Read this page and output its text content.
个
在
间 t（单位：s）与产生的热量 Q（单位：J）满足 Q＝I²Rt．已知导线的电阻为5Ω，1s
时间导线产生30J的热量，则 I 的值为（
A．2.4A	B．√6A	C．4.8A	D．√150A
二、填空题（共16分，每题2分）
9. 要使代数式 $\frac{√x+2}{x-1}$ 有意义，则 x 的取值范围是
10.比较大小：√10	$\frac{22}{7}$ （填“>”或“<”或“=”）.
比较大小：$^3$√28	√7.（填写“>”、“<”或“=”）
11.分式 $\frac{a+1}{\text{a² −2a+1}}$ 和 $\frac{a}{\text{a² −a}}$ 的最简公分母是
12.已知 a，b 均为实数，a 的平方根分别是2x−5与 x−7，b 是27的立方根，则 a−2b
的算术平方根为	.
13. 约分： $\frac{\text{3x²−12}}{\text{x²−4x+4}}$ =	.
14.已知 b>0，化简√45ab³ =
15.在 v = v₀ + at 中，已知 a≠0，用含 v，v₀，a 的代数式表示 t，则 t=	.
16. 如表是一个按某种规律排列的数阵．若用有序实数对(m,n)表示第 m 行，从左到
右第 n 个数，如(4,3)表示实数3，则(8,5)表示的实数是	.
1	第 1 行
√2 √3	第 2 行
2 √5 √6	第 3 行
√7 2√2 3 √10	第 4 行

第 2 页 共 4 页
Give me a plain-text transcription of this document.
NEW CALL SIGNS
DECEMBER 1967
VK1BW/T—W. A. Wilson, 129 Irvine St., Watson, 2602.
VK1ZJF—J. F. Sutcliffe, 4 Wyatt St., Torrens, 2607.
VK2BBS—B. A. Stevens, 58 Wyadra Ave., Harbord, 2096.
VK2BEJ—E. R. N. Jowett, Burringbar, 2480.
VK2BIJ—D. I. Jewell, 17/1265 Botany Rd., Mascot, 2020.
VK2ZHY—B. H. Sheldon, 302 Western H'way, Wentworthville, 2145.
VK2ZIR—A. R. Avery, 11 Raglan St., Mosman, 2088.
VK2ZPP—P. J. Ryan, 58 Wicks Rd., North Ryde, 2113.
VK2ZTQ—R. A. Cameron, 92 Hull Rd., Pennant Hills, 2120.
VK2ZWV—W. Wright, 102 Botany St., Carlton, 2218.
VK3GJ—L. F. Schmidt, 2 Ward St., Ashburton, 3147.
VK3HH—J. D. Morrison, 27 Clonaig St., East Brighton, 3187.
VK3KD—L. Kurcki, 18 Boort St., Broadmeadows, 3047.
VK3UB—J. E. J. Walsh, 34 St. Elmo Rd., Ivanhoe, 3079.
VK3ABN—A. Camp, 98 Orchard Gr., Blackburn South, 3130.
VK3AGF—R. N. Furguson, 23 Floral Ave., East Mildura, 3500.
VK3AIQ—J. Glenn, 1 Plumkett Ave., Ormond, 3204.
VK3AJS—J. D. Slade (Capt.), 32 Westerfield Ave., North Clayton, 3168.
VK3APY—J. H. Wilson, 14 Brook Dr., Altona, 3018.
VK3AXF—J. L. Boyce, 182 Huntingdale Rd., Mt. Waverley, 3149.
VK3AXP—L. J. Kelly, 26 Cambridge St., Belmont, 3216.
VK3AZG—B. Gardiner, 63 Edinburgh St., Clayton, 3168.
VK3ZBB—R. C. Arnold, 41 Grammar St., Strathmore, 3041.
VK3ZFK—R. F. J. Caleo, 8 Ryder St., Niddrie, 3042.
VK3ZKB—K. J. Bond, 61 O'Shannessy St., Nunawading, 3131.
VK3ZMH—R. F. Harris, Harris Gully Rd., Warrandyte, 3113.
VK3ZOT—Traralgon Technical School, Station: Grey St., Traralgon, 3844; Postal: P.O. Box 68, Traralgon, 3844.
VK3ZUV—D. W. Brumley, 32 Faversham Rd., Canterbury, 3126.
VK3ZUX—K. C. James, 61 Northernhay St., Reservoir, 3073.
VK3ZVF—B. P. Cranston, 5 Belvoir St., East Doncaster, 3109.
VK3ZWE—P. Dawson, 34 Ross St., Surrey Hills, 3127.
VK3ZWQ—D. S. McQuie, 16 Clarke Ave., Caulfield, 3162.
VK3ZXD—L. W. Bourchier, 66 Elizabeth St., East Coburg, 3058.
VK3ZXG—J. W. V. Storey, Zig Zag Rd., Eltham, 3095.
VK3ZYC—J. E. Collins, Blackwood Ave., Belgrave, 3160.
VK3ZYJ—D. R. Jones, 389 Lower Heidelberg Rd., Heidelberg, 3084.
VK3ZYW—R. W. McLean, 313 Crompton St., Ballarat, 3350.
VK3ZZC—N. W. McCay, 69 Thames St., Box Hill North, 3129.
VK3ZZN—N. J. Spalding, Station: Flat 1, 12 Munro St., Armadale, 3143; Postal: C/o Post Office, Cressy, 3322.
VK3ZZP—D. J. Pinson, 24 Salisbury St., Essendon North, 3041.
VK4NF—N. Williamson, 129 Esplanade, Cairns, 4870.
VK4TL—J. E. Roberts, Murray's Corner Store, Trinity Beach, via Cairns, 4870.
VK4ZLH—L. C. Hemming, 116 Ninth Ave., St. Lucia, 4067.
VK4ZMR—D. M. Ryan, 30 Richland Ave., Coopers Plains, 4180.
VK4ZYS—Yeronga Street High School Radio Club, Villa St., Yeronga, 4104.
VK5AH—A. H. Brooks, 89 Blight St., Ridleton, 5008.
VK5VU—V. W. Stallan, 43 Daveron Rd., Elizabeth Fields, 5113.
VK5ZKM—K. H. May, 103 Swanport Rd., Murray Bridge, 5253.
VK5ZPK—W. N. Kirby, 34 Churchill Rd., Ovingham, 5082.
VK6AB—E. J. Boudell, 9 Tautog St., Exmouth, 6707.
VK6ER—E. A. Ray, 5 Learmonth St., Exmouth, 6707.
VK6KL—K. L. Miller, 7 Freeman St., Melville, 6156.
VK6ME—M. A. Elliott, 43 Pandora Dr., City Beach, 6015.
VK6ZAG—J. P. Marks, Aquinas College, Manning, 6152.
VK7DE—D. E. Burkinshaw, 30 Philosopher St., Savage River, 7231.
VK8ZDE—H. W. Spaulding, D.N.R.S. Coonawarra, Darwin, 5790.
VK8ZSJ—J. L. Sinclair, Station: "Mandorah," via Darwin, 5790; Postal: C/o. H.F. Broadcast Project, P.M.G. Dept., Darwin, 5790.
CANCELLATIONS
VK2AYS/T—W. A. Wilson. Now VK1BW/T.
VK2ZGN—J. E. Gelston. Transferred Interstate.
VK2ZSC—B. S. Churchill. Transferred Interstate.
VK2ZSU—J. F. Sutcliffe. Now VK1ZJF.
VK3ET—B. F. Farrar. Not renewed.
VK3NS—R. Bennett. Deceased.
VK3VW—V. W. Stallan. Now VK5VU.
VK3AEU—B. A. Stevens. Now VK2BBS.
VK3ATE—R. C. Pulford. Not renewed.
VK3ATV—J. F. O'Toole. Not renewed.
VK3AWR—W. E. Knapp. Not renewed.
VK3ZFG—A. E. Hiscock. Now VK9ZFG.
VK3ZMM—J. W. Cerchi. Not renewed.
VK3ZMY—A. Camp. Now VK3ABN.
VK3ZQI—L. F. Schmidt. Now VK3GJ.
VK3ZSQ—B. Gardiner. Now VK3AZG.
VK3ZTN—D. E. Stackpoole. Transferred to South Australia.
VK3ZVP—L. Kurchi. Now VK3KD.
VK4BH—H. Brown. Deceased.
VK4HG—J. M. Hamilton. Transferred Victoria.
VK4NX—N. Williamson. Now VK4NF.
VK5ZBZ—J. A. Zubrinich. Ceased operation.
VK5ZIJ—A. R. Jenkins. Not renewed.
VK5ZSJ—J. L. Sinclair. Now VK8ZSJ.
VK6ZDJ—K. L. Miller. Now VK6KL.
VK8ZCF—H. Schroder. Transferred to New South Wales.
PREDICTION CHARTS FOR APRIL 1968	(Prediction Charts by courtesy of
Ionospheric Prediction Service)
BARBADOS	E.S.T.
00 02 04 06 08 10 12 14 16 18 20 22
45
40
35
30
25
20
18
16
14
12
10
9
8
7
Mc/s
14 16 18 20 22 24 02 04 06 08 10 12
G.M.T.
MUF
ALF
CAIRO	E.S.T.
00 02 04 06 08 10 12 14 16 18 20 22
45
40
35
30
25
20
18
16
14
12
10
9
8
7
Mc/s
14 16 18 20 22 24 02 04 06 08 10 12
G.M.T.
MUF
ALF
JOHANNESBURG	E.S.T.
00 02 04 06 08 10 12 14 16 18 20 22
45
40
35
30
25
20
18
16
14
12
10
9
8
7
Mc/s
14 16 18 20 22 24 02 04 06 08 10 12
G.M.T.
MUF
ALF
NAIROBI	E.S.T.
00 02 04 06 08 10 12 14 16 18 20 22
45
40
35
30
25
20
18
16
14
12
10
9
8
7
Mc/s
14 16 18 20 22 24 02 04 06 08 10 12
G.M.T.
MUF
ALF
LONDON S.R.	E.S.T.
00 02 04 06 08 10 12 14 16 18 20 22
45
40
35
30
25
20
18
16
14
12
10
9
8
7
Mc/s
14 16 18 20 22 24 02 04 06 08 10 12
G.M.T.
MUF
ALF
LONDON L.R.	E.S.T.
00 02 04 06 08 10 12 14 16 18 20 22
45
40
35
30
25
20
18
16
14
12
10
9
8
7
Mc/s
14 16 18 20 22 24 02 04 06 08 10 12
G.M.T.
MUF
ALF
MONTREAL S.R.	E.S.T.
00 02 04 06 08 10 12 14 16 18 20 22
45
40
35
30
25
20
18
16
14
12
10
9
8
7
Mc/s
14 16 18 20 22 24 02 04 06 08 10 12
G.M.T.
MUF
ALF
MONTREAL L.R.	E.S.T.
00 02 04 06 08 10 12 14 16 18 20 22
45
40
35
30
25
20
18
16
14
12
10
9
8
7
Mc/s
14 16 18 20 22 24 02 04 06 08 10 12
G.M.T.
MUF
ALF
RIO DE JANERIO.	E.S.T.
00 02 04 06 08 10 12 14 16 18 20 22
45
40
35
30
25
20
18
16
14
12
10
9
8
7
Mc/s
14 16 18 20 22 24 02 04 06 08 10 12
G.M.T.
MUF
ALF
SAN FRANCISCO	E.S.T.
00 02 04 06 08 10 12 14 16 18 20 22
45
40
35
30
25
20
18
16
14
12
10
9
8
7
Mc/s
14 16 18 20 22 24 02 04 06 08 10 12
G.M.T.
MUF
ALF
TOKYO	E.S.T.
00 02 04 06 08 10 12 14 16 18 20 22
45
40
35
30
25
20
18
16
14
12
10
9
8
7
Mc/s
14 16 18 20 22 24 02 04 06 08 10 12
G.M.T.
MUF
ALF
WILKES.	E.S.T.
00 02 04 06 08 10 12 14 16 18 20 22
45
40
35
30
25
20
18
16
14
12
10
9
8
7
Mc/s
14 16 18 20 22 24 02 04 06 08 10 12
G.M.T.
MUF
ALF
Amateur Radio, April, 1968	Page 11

• _What you will do_
For each line in the data above that contains the string "Hills", extract the line.

• _Solution below_
VK2ZTQ—R. A. Cameron, 92 Hull Rd., Pennant Hills, 2120.
VK3ZWE—P. Dawson, 34 Ross St., Surrey Hills, 3127.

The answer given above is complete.